## CHALLENGE
Your task is to repeat the lines below exactly, excluding any pictures they contain.

[Figure record extracts]
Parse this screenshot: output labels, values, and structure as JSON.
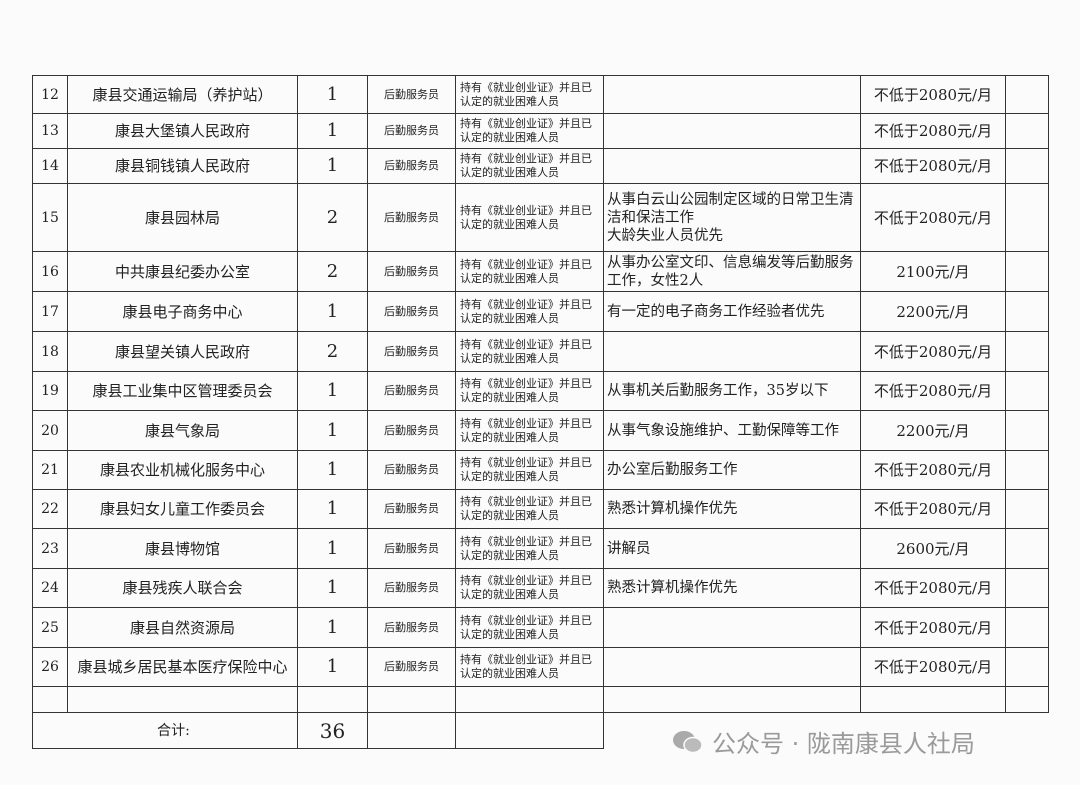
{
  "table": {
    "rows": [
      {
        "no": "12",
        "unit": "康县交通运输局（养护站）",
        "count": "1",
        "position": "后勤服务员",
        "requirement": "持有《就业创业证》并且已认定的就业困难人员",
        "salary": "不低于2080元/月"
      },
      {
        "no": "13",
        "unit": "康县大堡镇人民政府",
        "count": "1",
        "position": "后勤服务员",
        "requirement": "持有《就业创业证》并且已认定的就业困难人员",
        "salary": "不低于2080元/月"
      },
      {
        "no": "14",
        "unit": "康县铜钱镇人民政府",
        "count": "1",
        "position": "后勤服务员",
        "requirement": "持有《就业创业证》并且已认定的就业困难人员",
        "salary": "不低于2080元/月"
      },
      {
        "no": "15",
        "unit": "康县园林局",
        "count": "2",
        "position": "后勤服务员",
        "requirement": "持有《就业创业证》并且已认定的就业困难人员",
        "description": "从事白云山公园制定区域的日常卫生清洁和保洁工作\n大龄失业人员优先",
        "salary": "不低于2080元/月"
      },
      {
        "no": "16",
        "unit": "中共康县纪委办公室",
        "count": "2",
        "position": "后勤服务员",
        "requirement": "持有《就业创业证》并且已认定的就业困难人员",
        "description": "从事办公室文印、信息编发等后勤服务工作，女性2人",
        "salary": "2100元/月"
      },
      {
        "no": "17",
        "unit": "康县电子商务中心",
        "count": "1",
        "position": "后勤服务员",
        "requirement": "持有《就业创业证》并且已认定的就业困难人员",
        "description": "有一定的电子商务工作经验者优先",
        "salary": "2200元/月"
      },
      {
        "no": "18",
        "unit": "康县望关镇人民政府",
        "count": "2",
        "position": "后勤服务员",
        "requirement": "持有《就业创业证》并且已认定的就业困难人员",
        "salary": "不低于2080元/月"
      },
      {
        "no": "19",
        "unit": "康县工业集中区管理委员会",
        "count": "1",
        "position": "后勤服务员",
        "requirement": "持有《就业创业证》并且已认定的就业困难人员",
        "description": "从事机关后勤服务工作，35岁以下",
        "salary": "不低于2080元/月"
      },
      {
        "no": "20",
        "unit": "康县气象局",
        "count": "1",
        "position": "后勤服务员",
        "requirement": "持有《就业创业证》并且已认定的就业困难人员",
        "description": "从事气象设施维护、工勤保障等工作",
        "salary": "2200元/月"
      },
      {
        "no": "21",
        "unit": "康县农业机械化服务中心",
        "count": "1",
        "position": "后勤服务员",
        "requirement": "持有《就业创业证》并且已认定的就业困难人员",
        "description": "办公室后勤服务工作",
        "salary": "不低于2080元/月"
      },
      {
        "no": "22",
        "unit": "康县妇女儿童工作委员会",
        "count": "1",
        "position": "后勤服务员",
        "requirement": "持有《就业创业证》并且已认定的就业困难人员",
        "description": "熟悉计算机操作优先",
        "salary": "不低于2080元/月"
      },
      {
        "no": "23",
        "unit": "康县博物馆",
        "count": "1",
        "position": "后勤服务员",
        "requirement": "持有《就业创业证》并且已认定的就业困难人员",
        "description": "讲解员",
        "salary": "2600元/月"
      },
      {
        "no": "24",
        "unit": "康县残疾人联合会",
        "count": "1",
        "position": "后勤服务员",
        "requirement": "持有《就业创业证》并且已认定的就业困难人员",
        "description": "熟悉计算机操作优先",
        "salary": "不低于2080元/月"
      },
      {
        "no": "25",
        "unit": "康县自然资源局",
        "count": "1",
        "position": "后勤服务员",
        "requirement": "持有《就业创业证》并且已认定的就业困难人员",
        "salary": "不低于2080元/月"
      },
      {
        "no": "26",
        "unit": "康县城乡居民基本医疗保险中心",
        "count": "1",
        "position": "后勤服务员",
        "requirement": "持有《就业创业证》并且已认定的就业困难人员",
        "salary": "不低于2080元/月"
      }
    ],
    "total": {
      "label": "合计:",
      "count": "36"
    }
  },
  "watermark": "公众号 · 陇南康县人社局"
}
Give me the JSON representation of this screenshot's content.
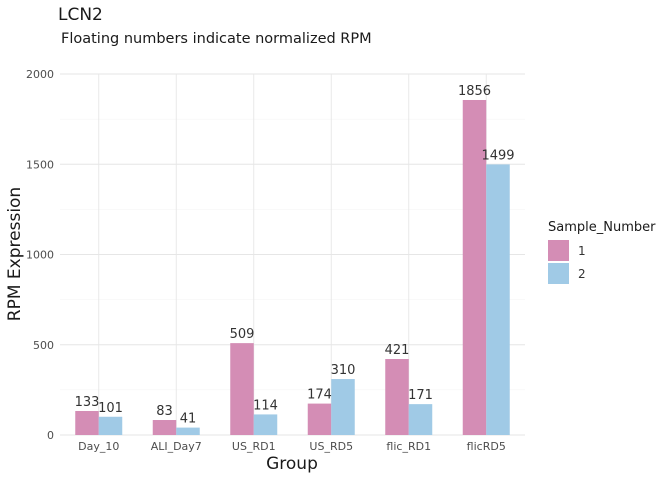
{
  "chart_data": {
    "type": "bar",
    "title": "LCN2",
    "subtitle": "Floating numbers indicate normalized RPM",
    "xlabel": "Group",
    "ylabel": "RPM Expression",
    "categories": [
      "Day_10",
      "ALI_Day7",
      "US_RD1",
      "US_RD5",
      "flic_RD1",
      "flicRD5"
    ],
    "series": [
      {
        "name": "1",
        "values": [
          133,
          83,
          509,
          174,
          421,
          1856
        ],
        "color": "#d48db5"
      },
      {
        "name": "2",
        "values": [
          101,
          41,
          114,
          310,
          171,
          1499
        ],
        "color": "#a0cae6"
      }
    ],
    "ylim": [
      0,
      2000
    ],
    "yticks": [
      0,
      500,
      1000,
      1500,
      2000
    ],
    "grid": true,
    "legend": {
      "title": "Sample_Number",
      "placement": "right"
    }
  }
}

## WRITTEN ANSWER
Parse this screenshot: output labels, values, and structure as JSON.
{
  "table": {
    "rows": [
      {
        "no": "12",
        "unit": "康县交通运输局（养护站）",
        "count": "1",
        "position": "后勤服务员",
        "requirement": "持有《就业创业证》并且已认定的就业困难人员",
        "salary": "不低于2080元/月"
      },
      {
        "no": "13",
        "unit": "康县大堡镇人民政府",
        "count": "1",
        "position": "后勤服务员",
        "requirement": "持有《就业创业证》并且已认定的就业困难人员",
        "salary": "不低于2080元/月"
      },
      {
        "no": "14",
        "unit": "康县铜钱镇人民政府",
        "count": "1",
        "position": "后勤服务员",
        "requirement": "持有《就业创业证》并且已认定的就业困难人员",
        "salary": "不低于2080元/月"
      },
      {
        "no": "15",
        "unit": "康县园林局",
        "count": "2",
        "position": "后勤服务员",
        "requirement": "持有《就业创业证》并且已认定的就业困难人员",
        "description": "从事白云山公园制定区域的日常卫生清洁和保洁工作\n大龄失业人员优先",
        "salary": "不低于2080元/月"
      },
      {
        "no": "16",
        "unit": "中共康县纪委办公室",
        "count": "2",
        "position": "后勤服务员",
        "requirement": "持有《就业创业证》并且已认定的就业困难人员",
        "description": "从事办公室文印、信息编发等后勤服务工作，女性2人",
        "salary": "2100元/月"
      },
      {
        "no": "17",
        "unit": "康县电子商务中心",
        "count": "1",
        "position": "后勤服务员",
        "requirement": "持有《就业创业证》并且已认定的就业困难人员",
        "description": "有一定的电子商务工作经验者优先",
        "salary": "2200元/月"
      },
      {
        "no": "18",
        "unit": "康县望关镇人民政府",
        "count": "2",
        "position": "后勤服务员",
        "requirement": "持有《就业创业证》并且已认定的就业困难人员",
        "salary": "不低于2080元/月"
      },
      {
        "no": "19",
        "unit": "康县工业集中区管理委员会",
        "count": "1",
        "position": "后勤服务员",
        "requirement": "持有《就业创业证》并且已认定的就业困难人员",
        "description": "从事机关后勤服务工作，35岁以下",
        "salary": "不低于2080元/月"
      },
      {
        "no": "20",
        "unit": "康县气象局",
        "count": "1",
        "position": "后勤服务员",
        "requirement": "持有《就业创业证》并且已认定的就业困难人员",
        "description": "从事气象设施维护、工勤保障等工作",
        "salary": "2200元/月"
      },
      {
        "no": "21",
        "unit": "康县农业机械化服务中心",
        "count": "1",
        "position": "后勤服务员",
        "requirement": "持有《就业创业证》并且已认定的就业困难人员",
        "description": "办公室后勤服务工作",
        "salary": "不低于2080元/月"
      },
      {
        "no": "22",
        "unit": "康县妇女儿童工作委员会",
        "count": "1",
        "position": "后勤服务员",
        "requirement": "持有《就业创业证》并且已认定的就业困难人员",
        "description": "熟悉计算机操作优先",
        "salary": "不低于2080元/月"
      },
      {
        "no": "23",
        "unit": "康县博物馆",
        "count": "1",
        "position": "后勤服务员",
        "requirement": "持有《就业创业证》并且已认定的就业困难人员",
        "description": "讲解员",
        "salary": "2600元/月"
      },
      {
        "no": "24",
        "unit": "康县残疾人联合会",
        "count": "1",
        "position": "后勤服务员",
        "requirement": "持有《就业创业证》并且已认定的就业困难人员",
        "description": "熟悉计算机操作优先",
        "salary": "不低于2080元/月"
      },
      {
        "no": "25",
        "unit": "康县自然资源局",
        "count": "1",
        "position": "后勤服务员",
        "requirement": "持有《就业创业证》并且已认定的就业困难人员",
        "salary": "不低于2080元/月"
      },
      {
        "no": "26",
        "unit": "康县城乡居民基本医疗保险中心",
        "count": "1",
        "position": "后勤服务员",
        "requirement": "持有《就业创业证》并且已认定的就业困难人员",
        "salary": "不低于2080元/月"
      }
    ],
    "total": {
      "label": "合计:",
      "count": "36"
    }
  },
  "watermark": "公众号 · 陇南康县人社局"
}
Give me the JSON representation of this screenshot's content.
{
  "chart_data": {
    "type": "bar",
    "title": "LCN2",
    "subtitle": "Floating numbers indicate normalized RPM",
    "xlabel": "Group",
    "ylabel": "RPM Expression",
    "categories": [
      "Day_10",
      "ALI_Day7",
      "US_RD1",
      "US_RD5",
      "flic_RD1",
      "flicRD5"
    ],
    "series": [
      {
        "name": "1",
        "values": [
          133,
          83,
          509,
          174,
          421,
          1856
        ],
        "color": "#d48db5"
      },
      {
        "name": "2",
        "values": [
          101,
          41,
          114,
          310,
          171,
          1499
        ],
        "color": "#a0cae6"
      }
    ],
    "ylim": [
      0,
      2000
    ],
    "yticks": [
      0,
      500,
      1000,
      1500,
      2000
    ],
    "grid": true,
    "legend": {
      "title": "Sample_Number",
      "placement": "right"
    }
  }
}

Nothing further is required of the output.